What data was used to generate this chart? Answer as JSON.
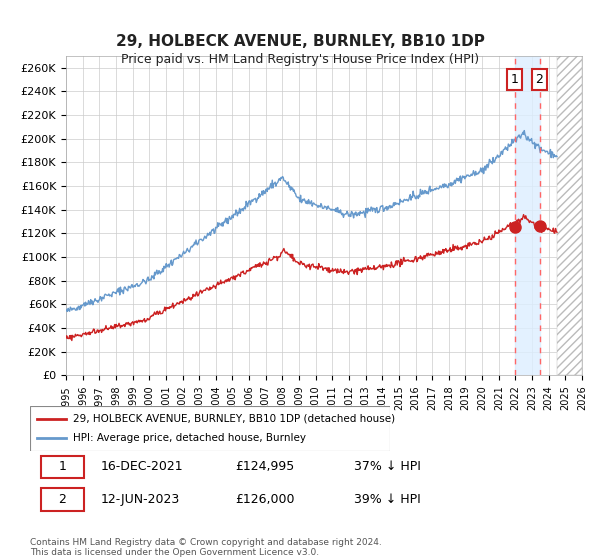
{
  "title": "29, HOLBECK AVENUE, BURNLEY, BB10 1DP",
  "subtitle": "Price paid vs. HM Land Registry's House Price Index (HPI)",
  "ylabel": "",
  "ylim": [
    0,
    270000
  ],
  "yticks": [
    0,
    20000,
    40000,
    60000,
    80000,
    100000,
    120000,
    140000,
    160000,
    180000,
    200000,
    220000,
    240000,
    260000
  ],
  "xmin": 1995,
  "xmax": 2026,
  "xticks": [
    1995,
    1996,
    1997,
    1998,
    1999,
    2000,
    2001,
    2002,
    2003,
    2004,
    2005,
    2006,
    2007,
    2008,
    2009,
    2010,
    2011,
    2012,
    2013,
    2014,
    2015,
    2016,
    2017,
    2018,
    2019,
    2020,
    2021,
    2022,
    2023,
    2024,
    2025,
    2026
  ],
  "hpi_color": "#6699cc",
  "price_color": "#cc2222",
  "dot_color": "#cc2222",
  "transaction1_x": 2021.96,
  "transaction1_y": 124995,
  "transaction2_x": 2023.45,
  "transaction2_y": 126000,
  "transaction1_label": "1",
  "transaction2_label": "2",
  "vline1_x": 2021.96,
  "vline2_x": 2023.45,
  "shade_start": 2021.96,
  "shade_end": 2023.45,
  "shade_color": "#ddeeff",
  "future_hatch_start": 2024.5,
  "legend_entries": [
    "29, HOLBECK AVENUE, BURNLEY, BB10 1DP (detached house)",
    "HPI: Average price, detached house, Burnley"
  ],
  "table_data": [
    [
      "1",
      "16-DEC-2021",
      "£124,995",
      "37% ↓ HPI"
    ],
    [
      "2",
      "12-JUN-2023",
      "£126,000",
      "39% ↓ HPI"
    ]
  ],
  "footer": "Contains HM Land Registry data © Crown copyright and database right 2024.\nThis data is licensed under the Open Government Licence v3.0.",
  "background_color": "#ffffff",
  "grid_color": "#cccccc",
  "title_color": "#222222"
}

# # # # #

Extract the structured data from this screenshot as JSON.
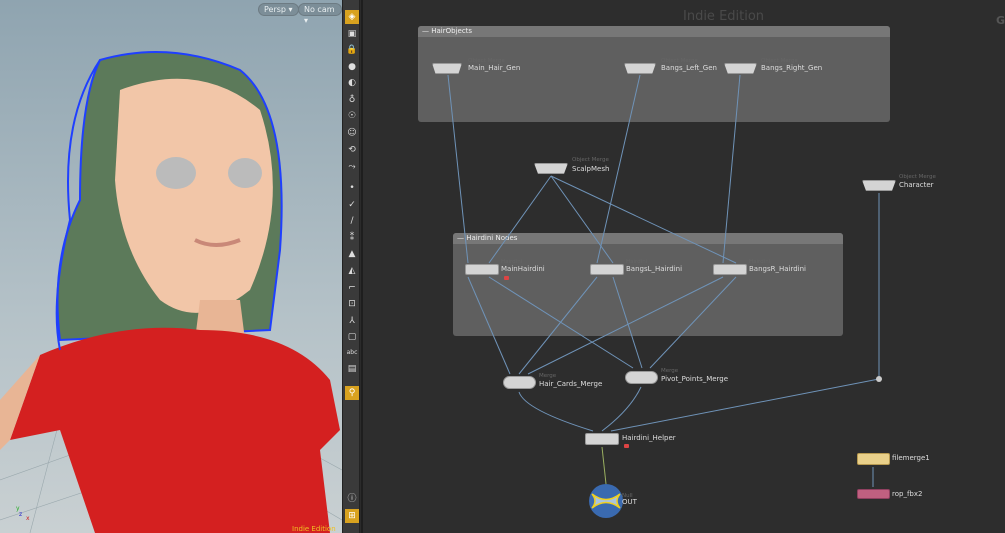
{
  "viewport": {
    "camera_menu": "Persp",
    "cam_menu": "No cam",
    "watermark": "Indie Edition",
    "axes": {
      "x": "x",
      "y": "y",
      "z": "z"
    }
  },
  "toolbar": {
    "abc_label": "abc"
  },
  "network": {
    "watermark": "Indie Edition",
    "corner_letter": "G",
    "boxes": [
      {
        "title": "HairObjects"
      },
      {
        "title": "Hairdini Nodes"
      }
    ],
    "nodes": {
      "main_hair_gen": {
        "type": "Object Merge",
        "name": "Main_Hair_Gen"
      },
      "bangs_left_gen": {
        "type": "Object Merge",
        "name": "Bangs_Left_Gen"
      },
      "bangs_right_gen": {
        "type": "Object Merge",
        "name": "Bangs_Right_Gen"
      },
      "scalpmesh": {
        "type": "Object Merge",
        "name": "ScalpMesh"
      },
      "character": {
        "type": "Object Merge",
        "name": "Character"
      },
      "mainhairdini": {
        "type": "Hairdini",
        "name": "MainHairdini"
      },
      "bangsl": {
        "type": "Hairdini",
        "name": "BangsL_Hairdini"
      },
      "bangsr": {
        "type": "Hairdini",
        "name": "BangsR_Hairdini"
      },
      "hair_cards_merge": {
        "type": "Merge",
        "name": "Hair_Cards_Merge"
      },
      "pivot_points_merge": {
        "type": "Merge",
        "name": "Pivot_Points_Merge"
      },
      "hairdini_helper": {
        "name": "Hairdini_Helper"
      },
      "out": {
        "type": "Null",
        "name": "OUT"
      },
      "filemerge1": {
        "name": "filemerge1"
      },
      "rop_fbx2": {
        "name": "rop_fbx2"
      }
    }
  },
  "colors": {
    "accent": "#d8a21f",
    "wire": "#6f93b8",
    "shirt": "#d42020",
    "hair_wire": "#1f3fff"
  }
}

# # # # #

# [What to work on]
Identify the lines that hold the word "JSON". Copy every one of them.

# [Solution]
What data was used to generate this chart? Answer as JSON.
Extract the structured data from this screenshot as JSON.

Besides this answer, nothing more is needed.